■ PROBLEM DESCRIPTION
Return all lines where the word "structured" can be found.

╭─ MATERIAL TO PROCESS

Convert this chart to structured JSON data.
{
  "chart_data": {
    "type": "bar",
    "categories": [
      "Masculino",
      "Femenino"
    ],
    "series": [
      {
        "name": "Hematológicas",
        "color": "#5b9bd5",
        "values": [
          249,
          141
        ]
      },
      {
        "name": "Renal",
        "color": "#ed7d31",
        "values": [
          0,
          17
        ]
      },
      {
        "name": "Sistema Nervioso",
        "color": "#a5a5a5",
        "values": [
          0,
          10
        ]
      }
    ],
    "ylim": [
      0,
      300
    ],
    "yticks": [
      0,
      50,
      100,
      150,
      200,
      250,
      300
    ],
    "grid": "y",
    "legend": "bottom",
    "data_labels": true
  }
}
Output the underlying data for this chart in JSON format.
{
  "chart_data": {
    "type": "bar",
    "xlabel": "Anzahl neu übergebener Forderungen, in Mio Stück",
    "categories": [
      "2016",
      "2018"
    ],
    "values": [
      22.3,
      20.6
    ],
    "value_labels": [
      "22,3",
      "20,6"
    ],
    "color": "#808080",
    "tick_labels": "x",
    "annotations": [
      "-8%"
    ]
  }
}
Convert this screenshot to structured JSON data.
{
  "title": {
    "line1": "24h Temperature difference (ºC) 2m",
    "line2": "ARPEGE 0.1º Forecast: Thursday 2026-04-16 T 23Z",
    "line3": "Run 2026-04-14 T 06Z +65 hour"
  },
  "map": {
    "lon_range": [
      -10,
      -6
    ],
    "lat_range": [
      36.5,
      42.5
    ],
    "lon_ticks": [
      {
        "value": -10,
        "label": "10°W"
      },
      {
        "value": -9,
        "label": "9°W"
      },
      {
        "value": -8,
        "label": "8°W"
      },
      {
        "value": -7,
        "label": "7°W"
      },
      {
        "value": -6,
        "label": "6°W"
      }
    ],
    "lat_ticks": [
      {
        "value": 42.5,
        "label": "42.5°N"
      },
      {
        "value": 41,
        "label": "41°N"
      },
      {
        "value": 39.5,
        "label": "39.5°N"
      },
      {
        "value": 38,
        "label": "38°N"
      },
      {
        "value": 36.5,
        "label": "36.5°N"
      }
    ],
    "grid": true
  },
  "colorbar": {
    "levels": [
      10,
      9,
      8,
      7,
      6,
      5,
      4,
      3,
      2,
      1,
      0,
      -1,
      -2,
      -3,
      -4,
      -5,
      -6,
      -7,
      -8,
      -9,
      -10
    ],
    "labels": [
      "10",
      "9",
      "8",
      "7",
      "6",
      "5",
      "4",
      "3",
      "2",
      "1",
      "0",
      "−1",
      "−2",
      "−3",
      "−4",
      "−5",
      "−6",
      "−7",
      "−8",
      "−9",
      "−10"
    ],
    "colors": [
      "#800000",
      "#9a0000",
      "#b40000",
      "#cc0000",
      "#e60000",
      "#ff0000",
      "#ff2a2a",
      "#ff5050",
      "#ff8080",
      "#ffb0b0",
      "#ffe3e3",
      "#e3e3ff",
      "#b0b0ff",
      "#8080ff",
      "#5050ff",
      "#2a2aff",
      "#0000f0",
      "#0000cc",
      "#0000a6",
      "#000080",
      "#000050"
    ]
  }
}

╰─

■ SOLVED PROBLEM
Convert this chart to structured JSON data.
Convert this screenshot to structured JSON data.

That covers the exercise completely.